§ Consigne:
Répondez à ces questions sur le texte exposant les arguments de la Sovim :
(a) Quel cabinet a établi le rapport technique ?
(b) Combien de kilomètres le véhicule avait-il déjà comptabilisés en juillet 2013 ?
(c) De quelle date est le courrier notifié dans le cadre d'une campagne de rappel ?

La Sovim soutient en substance que :
Sur l'absence de démonstration du vice caché
- les fissures sont apparues plus de deux ans après la vente alors que le véhicule avait roulé plus de 20 000 km
- l'apparition de ces fissures s'explique plus sérieusement par un usage non conforme du véhicule et de la benne
- la société De Freitas ne présente aucun justificatif qui pourrait attester du respect des préconisations d'entretien du véhicule
- le rapport du cabinet Setex qui constitue l'unique pièce concluant à sa responsabilité est un rapport
technique établi par un expert privé mandaté directement par la compagnie d'assurance de la société De Freitas et ne remplit pas les conditions d'objectivité et d'impartialité que doit revêtir tout document susceptible de constituer une preuve judiciaire ; en toute hypothèse, ce document en saurait à lui seul fonder la décision d'un juge
- il est de jurisprudence constante que l'action en résolution fondée sur le vice caché doit être rejetée lorsque les désordres constatés sont facilement réparables et a fortiori lorsqu'ils ont été réparés
- la société De Freitas a prétendument constaté les fissures au mois de juillet 2013 alors que le véhicule avait déjà comptabilisé 19.469 Km
- le véhicule litigieux est susceptible d'être réparé facilement
- la société De Freitas continue d'utiliser le véhicule quotidiennement en dépit des désordres qui fondent sa demande en résolution : elle rapporte elle même la preuve concrète que les désordres allégués ne rendent pas le bien impropre à son usage
- le courrier du 13 mai 2014 a été notifié à la société De Freitas dans le cadre d'une campagne de rappel destiné à remédier au point technique évoqué et ne concerne pas le désordre allégué, à savoir les fissurations du châssis
Subsidiairement, sur la garantie de R.

§ Jeu de données:
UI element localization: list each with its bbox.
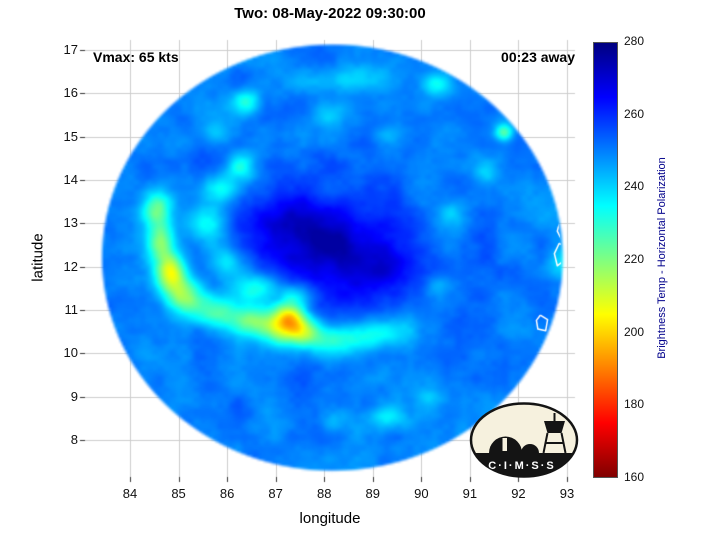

§ Réponse attendue:
(a) Le cabinet Setex.
(b) 19.469 km.
(c) Du 13 mai 2014.